◆ Work to be completed
From the data that follows, copy every line holding the string "hasta".

Excerpts from a figure dataset
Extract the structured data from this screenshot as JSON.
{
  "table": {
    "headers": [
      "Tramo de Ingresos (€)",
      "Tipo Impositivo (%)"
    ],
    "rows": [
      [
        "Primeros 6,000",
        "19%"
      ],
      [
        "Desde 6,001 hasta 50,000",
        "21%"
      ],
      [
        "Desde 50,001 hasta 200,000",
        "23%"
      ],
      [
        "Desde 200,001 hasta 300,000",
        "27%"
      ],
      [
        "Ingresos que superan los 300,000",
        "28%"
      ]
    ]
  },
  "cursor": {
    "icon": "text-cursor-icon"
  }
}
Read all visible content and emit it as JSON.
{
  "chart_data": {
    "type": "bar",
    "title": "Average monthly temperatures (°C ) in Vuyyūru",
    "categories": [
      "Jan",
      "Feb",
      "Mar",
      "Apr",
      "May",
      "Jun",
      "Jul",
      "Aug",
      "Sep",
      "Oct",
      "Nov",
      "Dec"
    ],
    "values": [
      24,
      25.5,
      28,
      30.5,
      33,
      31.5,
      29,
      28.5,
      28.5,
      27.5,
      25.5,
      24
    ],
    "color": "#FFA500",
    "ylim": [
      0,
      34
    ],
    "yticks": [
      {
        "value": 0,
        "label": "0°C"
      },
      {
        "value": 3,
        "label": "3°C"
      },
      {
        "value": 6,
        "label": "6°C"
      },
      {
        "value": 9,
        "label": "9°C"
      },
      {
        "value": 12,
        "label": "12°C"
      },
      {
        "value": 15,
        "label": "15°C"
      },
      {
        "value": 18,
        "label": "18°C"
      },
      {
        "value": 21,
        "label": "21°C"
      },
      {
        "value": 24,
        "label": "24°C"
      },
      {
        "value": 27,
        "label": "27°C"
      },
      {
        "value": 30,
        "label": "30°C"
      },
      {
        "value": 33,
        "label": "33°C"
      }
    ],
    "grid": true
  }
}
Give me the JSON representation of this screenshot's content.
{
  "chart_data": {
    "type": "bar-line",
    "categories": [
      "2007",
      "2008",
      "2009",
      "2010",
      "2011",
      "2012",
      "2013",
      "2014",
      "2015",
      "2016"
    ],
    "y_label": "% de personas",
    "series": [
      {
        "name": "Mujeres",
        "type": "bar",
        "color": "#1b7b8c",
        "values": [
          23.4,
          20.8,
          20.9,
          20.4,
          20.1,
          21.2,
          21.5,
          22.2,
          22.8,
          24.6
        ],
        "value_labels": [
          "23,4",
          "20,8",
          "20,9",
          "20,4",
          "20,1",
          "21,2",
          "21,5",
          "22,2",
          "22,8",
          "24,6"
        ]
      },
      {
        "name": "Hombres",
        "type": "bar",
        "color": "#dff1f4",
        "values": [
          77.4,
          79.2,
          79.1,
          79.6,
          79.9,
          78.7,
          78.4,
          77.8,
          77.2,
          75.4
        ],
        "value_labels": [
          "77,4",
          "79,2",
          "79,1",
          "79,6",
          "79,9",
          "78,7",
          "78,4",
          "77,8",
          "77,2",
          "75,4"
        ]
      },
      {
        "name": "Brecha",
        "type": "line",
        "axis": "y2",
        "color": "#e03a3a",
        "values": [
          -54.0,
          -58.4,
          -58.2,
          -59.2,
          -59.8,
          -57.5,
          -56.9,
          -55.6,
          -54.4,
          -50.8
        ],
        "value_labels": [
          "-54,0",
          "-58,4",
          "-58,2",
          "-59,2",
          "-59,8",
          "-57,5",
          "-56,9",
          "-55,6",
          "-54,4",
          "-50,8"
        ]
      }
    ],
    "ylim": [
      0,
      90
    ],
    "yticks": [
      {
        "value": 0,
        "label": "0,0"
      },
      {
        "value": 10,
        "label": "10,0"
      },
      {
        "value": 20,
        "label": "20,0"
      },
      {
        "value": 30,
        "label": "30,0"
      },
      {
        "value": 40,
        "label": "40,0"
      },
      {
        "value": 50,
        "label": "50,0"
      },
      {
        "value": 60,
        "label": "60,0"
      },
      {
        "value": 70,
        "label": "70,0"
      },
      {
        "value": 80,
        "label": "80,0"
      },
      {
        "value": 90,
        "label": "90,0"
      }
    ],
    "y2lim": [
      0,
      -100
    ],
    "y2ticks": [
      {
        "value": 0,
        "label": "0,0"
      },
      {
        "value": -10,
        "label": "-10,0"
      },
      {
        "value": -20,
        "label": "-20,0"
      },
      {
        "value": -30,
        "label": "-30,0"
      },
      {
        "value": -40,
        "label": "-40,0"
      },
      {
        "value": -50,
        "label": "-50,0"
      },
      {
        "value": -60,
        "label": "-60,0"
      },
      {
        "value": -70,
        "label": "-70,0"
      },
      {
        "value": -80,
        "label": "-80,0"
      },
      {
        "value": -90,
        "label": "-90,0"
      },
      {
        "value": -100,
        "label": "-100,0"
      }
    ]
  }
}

◆ The response
        "Desde 6,001 hasta 50,000",
        "Desde 50,001 hasta 200,000",
        "Desde 200,001 hasta 300,000",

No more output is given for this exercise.